● Short problem: Locate the word "placeholder" in the data below, then copy every line that holds it.

########

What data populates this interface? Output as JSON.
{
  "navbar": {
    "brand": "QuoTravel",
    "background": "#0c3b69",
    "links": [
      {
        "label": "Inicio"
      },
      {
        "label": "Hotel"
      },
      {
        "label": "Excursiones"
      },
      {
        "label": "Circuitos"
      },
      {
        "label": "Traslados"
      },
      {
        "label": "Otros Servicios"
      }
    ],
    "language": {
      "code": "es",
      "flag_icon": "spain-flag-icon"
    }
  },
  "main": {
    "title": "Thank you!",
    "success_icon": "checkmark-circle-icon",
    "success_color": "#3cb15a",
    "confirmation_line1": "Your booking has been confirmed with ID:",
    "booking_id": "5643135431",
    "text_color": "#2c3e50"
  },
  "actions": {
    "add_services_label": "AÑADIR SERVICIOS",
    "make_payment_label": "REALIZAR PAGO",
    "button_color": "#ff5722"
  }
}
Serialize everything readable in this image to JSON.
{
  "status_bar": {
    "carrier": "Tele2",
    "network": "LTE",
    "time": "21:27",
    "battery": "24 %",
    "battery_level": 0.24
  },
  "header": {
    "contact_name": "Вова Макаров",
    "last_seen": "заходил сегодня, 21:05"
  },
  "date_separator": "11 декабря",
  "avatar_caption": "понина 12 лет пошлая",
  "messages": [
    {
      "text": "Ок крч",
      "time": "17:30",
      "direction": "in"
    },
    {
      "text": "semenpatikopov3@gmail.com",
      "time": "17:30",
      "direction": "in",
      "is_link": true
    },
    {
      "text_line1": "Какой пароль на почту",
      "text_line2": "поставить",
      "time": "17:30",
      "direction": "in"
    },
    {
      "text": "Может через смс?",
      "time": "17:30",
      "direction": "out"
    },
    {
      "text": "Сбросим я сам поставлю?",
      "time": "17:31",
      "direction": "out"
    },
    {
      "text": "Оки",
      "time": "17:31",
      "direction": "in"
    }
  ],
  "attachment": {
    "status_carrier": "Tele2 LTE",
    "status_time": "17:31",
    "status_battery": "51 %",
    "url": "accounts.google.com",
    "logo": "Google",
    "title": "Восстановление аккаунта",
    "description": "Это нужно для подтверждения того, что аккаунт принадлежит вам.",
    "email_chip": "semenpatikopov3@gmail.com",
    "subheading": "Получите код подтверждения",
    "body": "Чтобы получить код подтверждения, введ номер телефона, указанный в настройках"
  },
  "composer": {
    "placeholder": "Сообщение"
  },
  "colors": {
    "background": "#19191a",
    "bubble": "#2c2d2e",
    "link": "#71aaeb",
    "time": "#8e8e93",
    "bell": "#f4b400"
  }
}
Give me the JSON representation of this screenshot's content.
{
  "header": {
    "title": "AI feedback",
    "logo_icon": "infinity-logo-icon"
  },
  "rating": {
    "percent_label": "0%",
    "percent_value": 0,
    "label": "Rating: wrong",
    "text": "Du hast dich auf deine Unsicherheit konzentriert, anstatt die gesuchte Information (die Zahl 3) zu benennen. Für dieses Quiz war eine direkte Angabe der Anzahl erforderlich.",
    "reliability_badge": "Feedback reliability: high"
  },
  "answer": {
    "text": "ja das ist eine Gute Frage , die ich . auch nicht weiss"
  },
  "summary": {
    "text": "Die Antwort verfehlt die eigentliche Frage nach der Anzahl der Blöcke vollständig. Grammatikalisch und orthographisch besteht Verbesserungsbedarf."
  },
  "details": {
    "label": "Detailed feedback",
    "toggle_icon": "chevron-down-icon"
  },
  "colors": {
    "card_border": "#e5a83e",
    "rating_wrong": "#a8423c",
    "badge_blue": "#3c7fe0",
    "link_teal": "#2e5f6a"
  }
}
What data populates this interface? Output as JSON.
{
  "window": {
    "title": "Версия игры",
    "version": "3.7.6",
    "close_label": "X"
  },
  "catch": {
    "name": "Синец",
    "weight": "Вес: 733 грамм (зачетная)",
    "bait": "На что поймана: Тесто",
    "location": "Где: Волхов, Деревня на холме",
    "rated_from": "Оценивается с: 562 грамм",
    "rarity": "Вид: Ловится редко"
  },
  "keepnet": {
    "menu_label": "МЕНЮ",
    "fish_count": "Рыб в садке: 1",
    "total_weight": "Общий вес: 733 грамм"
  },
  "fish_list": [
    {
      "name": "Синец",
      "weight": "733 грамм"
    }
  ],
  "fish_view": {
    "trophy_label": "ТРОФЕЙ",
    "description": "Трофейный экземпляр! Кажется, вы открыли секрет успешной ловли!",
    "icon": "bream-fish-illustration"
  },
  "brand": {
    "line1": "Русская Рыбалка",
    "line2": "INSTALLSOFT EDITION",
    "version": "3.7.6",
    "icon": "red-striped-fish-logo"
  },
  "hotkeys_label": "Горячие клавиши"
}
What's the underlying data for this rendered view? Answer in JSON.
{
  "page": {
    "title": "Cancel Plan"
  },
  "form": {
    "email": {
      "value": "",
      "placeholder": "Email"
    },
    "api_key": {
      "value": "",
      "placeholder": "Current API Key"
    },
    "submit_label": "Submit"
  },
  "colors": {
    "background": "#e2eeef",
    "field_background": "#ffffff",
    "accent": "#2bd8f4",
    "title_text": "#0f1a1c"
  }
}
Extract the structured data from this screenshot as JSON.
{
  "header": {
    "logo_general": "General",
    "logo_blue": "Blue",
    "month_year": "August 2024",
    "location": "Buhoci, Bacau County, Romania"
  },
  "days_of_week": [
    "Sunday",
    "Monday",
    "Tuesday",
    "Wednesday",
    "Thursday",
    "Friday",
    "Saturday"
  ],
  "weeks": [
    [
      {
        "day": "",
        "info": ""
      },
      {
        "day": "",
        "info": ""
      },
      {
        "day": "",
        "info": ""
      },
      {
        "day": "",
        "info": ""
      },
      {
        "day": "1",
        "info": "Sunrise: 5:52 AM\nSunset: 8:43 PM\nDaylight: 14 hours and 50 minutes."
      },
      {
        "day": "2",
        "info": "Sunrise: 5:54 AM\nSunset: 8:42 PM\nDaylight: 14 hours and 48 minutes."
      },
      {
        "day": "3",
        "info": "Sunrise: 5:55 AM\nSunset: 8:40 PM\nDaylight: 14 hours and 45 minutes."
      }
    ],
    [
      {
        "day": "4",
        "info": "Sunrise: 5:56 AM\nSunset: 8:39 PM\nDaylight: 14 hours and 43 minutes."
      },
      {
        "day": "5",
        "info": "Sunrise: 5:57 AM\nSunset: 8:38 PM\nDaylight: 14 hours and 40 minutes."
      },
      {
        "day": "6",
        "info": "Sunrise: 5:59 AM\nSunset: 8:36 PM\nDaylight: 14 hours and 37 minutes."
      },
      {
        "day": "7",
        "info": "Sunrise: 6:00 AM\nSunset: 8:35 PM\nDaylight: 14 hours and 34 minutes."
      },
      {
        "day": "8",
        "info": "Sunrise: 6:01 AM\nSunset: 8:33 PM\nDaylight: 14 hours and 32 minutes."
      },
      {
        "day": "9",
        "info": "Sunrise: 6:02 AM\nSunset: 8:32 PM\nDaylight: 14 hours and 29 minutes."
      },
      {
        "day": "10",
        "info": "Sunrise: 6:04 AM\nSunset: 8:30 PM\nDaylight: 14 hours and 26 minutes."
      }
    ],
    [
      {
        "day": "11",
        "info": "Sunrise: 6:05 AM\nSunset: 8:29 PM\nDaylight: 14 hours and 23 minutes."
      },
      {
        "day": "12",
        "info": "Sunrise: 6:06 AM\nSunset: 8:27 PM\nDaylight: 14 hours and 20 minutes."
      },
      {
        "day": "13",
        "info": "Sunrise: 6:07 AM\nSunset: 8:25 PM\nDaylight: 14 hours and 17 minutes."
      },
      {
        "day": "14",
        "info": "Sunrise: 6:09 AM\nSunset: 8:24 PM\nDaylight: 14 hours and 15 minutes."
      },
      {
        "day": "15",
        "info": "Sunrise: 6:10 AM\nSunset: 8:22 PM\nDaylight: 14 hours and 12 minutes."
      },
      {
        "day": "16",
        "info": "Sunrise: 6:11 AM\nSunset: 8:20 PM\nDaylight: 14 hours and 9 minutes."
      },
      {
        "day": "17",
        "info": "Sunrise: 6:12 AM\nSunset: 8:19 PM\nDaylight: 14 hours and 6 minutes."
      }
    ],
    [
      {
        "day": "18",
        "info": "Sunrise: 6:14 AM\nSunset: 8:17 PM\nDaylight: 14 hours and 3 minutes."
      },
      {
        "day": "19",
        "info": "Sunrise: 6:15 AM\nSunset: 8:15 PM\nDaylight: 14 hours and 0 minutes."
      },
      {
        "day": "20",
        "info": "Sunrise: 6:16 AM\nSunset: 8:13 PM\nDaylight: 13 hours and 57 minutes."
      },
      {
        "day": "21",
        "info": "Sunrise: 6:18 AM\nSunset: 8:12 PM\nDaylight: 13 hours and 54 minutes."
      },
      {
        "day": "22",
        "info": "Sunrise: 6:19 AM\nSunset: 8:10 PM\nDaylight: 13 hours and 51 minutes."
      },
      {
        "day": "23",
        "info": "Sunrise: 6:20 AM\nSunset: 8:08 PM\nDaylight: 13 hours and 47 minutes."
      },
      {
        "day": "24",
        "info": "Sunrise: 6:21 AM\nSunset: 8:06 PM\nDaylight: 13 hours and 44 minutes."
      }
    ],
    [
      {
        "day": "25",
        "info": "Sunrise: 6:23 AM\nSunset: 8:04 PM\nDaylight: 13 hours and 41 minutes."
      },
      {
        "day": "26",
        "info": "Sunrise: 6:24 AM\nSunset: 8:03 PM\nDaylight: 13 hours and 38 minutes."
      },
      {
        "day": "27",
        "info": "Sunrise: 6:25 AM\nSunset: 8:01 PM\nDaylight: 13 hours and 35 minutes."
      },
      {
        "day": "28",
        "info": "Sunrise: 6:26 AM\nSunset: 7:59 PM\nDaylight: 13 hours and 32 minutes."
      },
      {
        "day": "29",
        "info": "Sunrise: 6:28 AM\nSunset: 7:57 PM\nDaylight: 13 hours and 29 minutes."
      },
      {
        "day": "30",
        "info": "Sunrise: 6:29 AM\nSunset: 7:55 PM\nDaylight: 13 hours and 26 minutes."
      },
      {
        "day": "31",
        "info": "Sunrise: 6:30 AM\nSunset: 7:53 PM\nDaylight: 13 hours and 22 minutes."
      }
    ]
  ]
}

########

● Exercise output:
    "placeholder": "Сообщение"
      "placeholder": "Email"
      "placeholder": "Current API Key"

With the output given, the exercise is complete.